**Data to process:**
** start **
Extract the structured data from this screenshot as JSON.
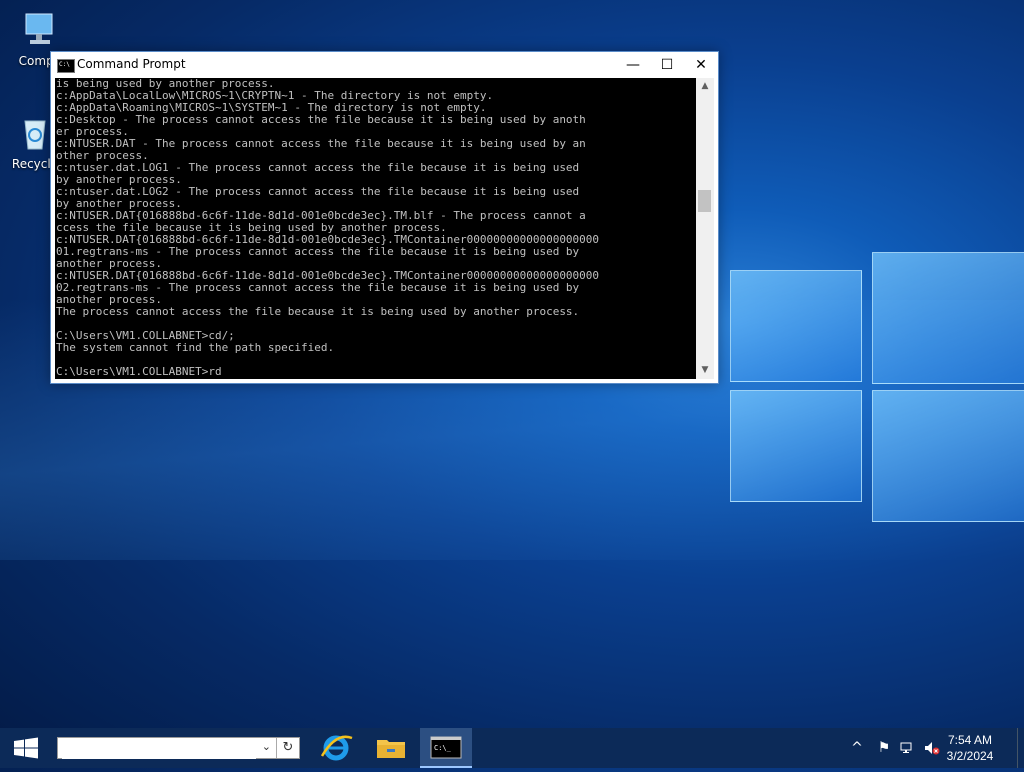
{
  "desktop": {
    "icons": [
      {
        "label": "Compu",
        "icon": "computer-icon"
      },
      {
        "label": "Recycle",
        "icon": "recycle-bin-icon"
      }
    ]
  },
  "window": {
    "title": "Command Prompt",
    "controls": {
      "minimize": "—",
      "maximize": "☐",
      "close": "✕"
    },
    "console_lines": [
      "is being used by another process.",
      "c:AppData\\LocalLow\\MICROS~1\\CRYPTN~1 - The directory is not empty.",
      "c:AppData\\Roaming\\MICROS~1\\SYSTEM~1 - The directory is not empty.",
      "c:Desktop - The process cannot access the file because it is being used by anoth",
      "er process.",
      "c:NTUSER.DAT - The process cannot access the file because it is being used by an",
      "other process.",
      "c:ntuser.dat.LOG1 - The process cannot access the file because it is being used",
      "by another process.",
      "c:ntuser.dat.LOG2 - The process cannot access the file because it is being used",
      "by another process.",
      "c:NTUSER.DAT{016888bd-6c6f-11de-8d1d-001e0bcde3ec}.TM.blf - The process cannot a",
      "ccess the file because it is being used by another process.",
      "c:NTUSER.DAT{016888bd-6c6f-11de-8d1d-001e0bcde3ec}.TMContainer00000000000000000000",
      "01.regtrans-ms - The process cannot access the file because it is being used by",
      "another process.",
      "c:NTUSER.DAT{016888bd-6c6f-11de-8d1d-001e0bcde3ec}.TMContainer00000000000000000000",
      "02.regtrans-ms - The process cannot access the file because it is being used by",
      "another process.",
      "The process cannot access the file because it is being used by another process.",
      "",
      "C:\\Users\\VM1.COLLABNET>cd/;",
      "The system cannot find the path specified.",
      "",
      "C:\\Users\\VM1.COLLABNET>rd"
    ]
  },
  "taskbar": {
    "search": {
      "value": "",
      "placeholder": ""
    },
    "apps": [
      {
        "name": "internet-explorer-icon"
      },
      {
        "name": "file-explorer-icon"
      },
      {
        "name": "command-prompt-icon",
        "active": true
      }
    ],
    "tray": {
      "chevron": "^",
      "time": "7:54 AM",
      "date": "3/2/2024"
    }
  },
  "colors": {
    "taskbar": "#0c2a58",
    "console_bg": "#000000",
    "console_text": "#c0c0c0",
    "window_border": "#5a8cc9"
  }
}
** end **
Reproduce the material above in full, exactly, with no images.

Extract the structured data from this screenshot as JSON.
{
  "desktop": {
    "icons": [
      {
        "label": "Compu",
        "icon": "computer-icon"
      },
      {
        "label": "Recycle",
        "icon": "recycle-bin-icon"
      }
    ]
  },
  "window": {
    "title": "Command Prompt",
    "controls": {
      "minimize": "—",
      "maximize": "☐",
      "close": "✕"
    },
    "console_lines": [
      "is being used by another process.",
      "c:AppData\\LocalLow\\MICROS~1\\CRYPTN~1 - The directory is not empty.",
      "c:AppData\\Roaming\\MICROS~1\\SYSTEM~1 - The directory is not empty.",
      "c:Desktop - The process cannot access the file because it is being used by anoth",
      "er process.",
      "c:NTUSER.DAT - The process cannot access the file because it is being used by an",
      "other process.",
      "c:ntuser.dat.LOG1 - The process cannot access the file because it is being used",
      "by another process.",
      "c:ntuser.dat.LOG2 - The process cannot access the file because it is being used",
      "by another process.",
      "c:NTUSER.DAT{016888bd-6c6f-11de-8d1d-001e0bcde3ec}.TM.blf - The process cannot a",
      "ccess the file because it is being used by another process.",
      "c:NTUSER.DAT{016888bd-6c6f-11de-8d1d-001e0bcde3ec}.TMContainer00000000000000000000",
      "01.regtrans-ms - The process cannot access the file because it is being used by",
      "another process.",
      "c:NTUSER.DAT{016888bd-6c6f-11de-8d1d-001e0bcde3ec}.TMContainer00000000000000000000",
      "02.regtrans-ms - The process cannot access the file because it is being used by",
      "another process.",
      "The process cannot access the file because it is being used by another process.",
      "",
      "C:\\Users\\VM1.COLLABNET>cd/;",
      "The system cannot find the path specified.",
      "",
      "C:\\Users\\VM1.COLLABNET>rd"
    ]
  },
  "taskbar": {
    "search": {
      "value": "",
      "placeholder": ""
    },
    "apps": [
      {
        "name": "internet-explorer-icon"
      },
      {
        "name": "file-explorer-icon"
      },
      {
        "name": "command-prompt-icon",
        "active": true
      }
    ],
    "tray": {
      "chevron": "^",
      "time": "7:54 AM",
      "date": "3/2/2024"
    }
  },
  "colors": {
    "taskbar": "#0c2a58",
    "console_bg": "#000000",
    "console_text": "#c0c0c0",
    "window_border": "#5a8cc9"
  }
}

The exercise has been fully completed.